EXERCISE DETAILS ::
Word for word, write the records out again, but omit each picture.

********

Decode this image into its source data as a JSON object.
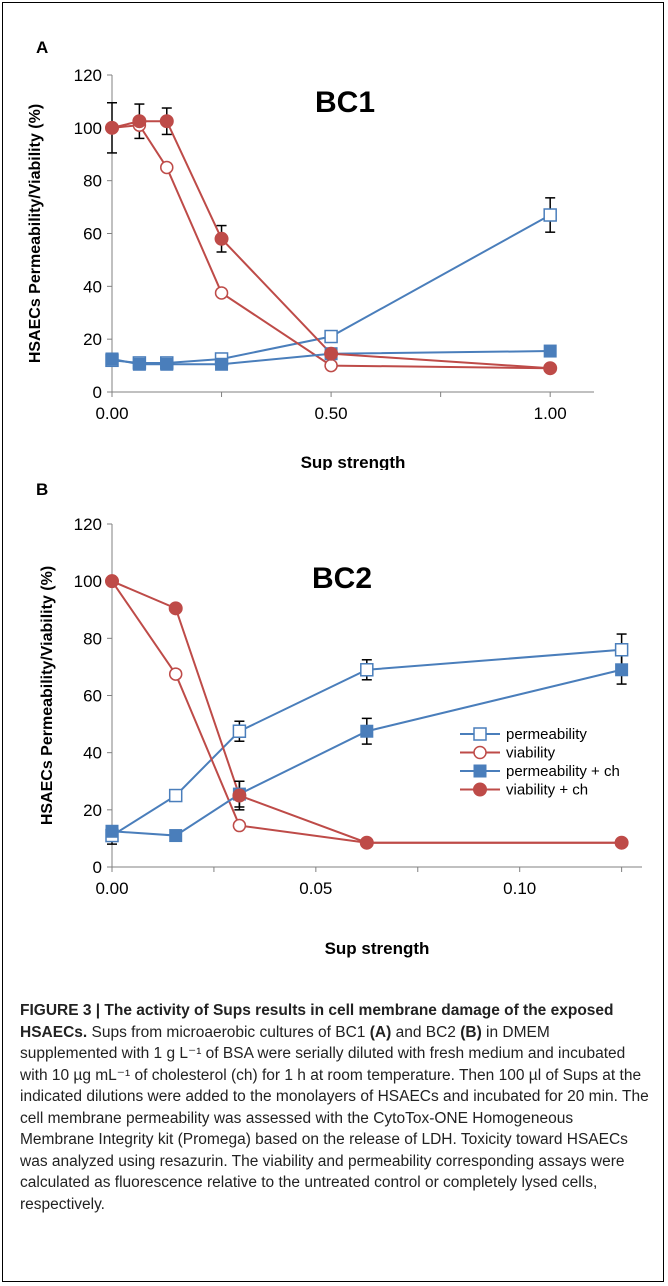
{
  "chart_data": [
    {
      "panel": "A",
      "type": "line",
      "title": "BC1",
      "xlabel": "Sup strength",
      "ylabel": "HSAECs Permeability/Viability (%)",
      "xlim": [
        0,
        1.1
      ],
      "ylim": [
        0,
        120
      ],
      "xticks": [
        "0.00",
        "0.50",
        "1.00"
      ],
      "yticks": [
        "0",
        "20",
        "40",
        "60",
        "80",
        "100",
        "120"
      ],
      "series": [
        {
          "name": "permeability",
          "color": "#4a7ebb",
          "marker": "square-open",
          "x": [
            0,
            0.0625,
            0.125,
            0.25,
            0.5,
            1.0
          ],
          "y": [
            12,
            11,
            11,
            12.5,
            21,
            67
          ],
          "err": [
            0,
            0,
            0,
            0,
            0,
            6.5
          ]
        },
        {
          "name": "viability",
          "color": "#be4b48",
          "marker": "circle-open",
          "x": [
            0,
            0.0625,
            0.125,
            0.25,
            0.5,
            1.0
          ],
          "y": [
            100,
            101,
            85,
            37.5,
            10,
            9
          ],
          "err": [
            0,
            0,
            0,
            0,
            0,
            0
          ]
        },
        {
          "name": "permeability + ch",
          "color": "#4a7ebb",
          "marker": "square-filled",
          "x": [
            0,
            0.0625,
            0.125,
            0.25,
            0.5,
            1.0
          ],
          "y": [
            12.5,
            10.5,
            10.5,
            10.5,
            14.5,
            15.5
          ],
          "err": [
            0,
            0,
            0,
            0,
            0,
            0
          ]
        },
        {
          "name": "viability + ch",
          "color": "#be4b48",
          "marker": "circle-filled",
          "x": [
            0,
            0.0625,
            0.125,
            0.25,
            0.5,
            1.0
          ],
          "y": [
            100,
            102.5,
            102.5,
            58,
            14.5,
            9
          ],
          "err": [
            9.5,
            6.5,
            5,
            5,
            0,
            0
          ]
        }
      ]
    },
    {
      "panel": "B",
      "type": "line",
      "title": "BC2",
      "xlabel": "Sup strength",
      "ylabel": "HSAECs Permeability/Viability (%)",
      "xlim": [
        0,
        0.13
      ],
      "ylim": [
        0,
        120
      ],
      "xticks": [
        "0.00",
        "0.05",
        "0.10"
      ],
      "yticks": [
        "0",
        "20",
        "40",
        "60",
        "80",
        "100",
        "120"
      ],
      "legend": "center-right",
      "series": [
        {
          "name": "permeability",
          "color": "#4a7ebb",
          "marker": "square-open",
          "x": [
            0,
            0.015625,
            0.03125,
            0.0625,
            0.125
          ],
          "y": [
            11,
            25,
            47.5,
            69,
            76
          ],
          "err": [
            3,
            0,
            3.5,
            3.5,
            5.5
          ]
        },
        {
          "name": "viability",
          "color": "#be4b48",
          "marker": "circle-open",
          "x": [
            0,
            0.015625,
            0.03125,
            0.0625,
            0.125
          ],
          "y": [
            100,
            67.5,
            14.5,
            8.5,
            8.5
          ],
          "err": [
            0,
            0,
            0,
            0,
            0
          ]
        },
        {
          "name": "permeability + ch",
          "color": "#4a7ebb",
          "marker": "square-filled",
          "x": [
            0,
            0.015625,
            0.03125,
            0.0625,
            0.125
          ],
          "y": [
            12.5,
            11,
            25.5,
            47.5,
            69
          ],
          "err": [
            0,
            0,
            4.5,
            4.5,
            5
          ]
        },
        {
          "name": "viability + ch",
          "color": "#be4b48",
          "marker": "circle-filled",
          "x": [
            0,
            0.015625,
            0.03125,
            0.0625,
            0.125
          ],
          "y": [
            100,
            90.5,
            25,
            8.5,
            8.5
          ],
          "err": [
            0,
            0,
            5,
            0,
            0
          ]
        }
      ]
    }
  ],
  "caption": {
    "title": "FIGURE 3 | The activity of Sups results in cell membrane damage of the exposed HSAECs.",
    "body_1": " Sups from microaerobic cultures of BC1 ",
    "ref_a": "(A)",
    "body_2": " and BC2 ",
    "ref_b": "(B)",
    "body_3": " in DMEM supplemented with 1 g L⁻¹ of BSA were serially diluted with fresh medium and incubated with 10 µg mL⁻¹ of cholesterol (ch) for 1 h at room temperature. Then 100 µl of Sups at the indicated dilutions were added to the monolayers of HSAECs and incubated for 20 min. The cell membrane permeability was assessed with the CytoTox-ONE Homogeneous Membrane Integrity kit (Promega) based on the release of LDH. Toxicity toward HSAECs was analyzed using resazurin. The viability and permeability corresponding assays were calculated as fluorescence relative to the untreated control or completely lysed cells, respectively."
  }
}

********

RESULT BELOW ::
Decode this image into its source data as a JSON object.
{
  "chart_data": [
    {
      "panel": "A",
      "type": "line",
      "title": "BC1",
      "xlabel": "Sup strength",
      "ylabel": "HSAECs Permeability/Viability (%)",
      "xlim": [
        0,
        1.1
      ],
      "ylim": [
        0,
        120
      ],
      "xticks": [
        "0.00",
        "0.50",
        "1.00"
      ],
      "yticks": [
        "0",
        "20",
        "40",
        "60",
        "80",
        "100",
        "120"
      ],
      "series": [
        {
          "name": "permeability",
          "color": "#4a7ebb",
          "marker": "square-open",
          "x": [
            0,
            0.0625,
            0.125,
            0.25,
            0.5,
            1.0
          ],
          "y": [
            12,
            11,
            11,
            12.5,
            21,
            67
          ],
          "err": [
            0,
            0,
            0,
            0,
            0,
            6.5
          ]
        },
        {
          "name": "viability",
          "color": "#be4b48",
          "marker": "circle-open",
          "x": [
            0,
            0.0625,
            0.125,
            0.25,
            0.5,
            1.0
          ],
          "y": [
            100,
            101,
            85,
            37.5,
            10,
            9
          ],
          "err": [
            0,
            0,
            0,
            0,
            0,
            0
          ]
        },
        {
          "name": "permeability + ch",
          "color": "#4a7ebb",
          "marker": "square-filled",
          "x": [
            0,
            0.0625,
            0.125,
            0.25,
            0.5,
            1.0
          ],
          "y": [
            12.5,
            10.5,
            10.5,
            10.5,
            14.5,
            15.5
          ],
          "err": [
            0,
            0,
            0,
            0,
            0,
            0
          ]
        },
        {
          "name": "viability + ch",
          "color": "#be4b48",
          "marker": "circle-filled",
          "x": [
            0,
            0.0625,
            0.125,
            0.25,
            0.5,
            1.0
          ],
          "y": [
            100,
            102.5,
            102.5,
            58,
            14.5,
            9
          ],
          "err": [
            9.5,
            6.5,
            5,
            5,
            0,
            0
          ]
        }
      ]
    },
    {
      "panel": "B",
      "type": "line",
      "title": "BC2",
      "xlabel": "Sup strength",
      "ylabel": "HSAECs Permeability/Viability (%)",
      "xlim": [
        0,
        0.13
      ],
      "ylim": [
        0,
        120
      ],
      "xticks": [
        "0.00",
        "0.05",
        "0.10"
      ],
      "yticks": [
        "0",
        "20",
        "40",
        "60",
        "80",
        "100",
        "120"
      ],
      "legend": "center-right",
      "series": [
        {
          "name": "permeability",
          "color": "#4a7ebb",
          "marker": "square-open",
          "x": [
            0,
            0.015625,
            0.03125,
            0.0625,
            0.125
          ],
          "y": [
            11,
            25,
            47.5,
            69,
            76
          ],
          "err": [
            3,
            0,
            3.5,
            3.5,
            5.5
          ]
        },
        {
          "name": "viability",
          "color": "#be4b48",
          "marker": "circle-open",
          "x": [
            0,
            0.015625,
            0.03125,
            0.0625,
            0.125
          ],
          "y": [
            100,
            67.5,
            14.5,
            8.5,
            8.5
          ],
          "err": [
            0,
            0,
            0,
            0,
            0
          ]
        },
        {
          "name": "permeability + ch",
          "color": "#4a7ebb",
          "marker": "square-filled",
          "x": [
            0,
            0.015625,
            0.03125,
            0.0625,
            0.125
          ],
          "y": [
            12.5,
            11,
            25.5,
            47.5,
            69
          ],
          "err": [
            0,
            0,
            4.5,
            4.5,
            5
          ]
        },
        {
          "name": "viability + ch",
          "color": "#be4b48",
          "marker": "circle-filled",
          "x": [
            0,
            0.015625,
            0.03125,
            0.0625,
            0.125
          ],
          "y": [
            100,
            90.5,
            25,
            8.5,
            8.5
          ],
          "err": [
            0,
            0,
            5,
            0,
            0
          ]
        }
      ]
    }
  ],
  "caption": {
    "title": "FIGURE 3 | The activity of Sups results in cell membrane damage of the exposed HSAECs.",
    "body_1": " Sups from microaerobic cultures of BC1 ",
    "ref_a": "(A)",
    "body_2": " and BC2 ",
    "ref_b": "(B)",
    "body_3": " in DMEM supplemented with 1 g L⁻¹ of BSA were serially diluted with fresh medium and incubated with 10 µg mL⁻¹ of cholesterol (ch) for 1 h at room temperature. Then 100 µl of Sups at the indicated dilutions were added to the monolayers of HSAECs and incubated for 20 min. The cell membrane permeability was assessed with the CytoTox-ONE Homogeneous Membrane Integrity kit (Promega) based on the release of LDH. Toxicity toward HSAECs was analyzed using resazurin. The viability and permeability corresponding assays were calculated as fluorescence relative to the untreated control or completely lysed cells, respectively."
  }
}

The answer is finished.